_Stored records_

==================================================

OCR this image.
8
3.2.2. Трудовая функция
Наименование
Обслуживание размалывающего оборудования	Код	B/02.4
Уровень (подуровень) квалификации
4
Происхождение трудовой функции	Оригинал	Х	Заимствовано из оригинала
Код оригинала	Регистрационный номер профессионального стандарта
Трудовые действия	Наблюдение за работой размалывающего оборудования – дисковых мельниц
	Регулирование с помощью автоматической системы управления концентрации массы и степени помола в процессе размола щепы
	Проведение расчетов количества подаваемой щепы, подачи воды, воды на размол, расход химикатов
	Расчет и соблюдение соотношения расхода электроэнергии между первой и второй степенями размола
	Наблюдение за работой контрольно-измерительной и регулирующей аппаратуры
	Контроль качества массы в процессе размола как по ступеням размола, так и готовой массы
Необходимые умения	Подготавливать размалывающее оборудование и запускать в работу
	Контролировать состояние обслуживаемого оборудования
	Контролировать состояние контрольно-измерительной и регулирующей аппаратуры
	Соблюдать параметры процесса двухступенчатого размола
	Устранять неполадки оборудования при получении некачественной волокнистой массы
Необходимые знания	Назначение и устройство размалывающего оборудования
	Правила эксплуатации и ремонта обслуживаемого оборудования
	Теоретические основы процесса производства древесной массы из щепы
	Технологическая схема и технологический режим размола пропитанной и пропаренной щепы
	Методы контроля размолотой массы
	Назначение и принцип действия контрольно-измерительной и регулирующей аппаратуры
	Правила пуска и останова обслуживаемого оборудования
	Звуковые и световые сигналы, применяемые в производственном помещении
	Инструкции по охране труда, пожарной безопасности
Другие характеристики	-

==================================================

Return each line in the records that holds the string "контрольно".

	Наблюдение за работой контрольно-измерительной и регулирующей аппаратуры
	Контролировать состояние контрольно-измерительной и регулирующей аппаратуры
	Назначение и принцип действия контрольно-измерительной и регулирующей аппаратуры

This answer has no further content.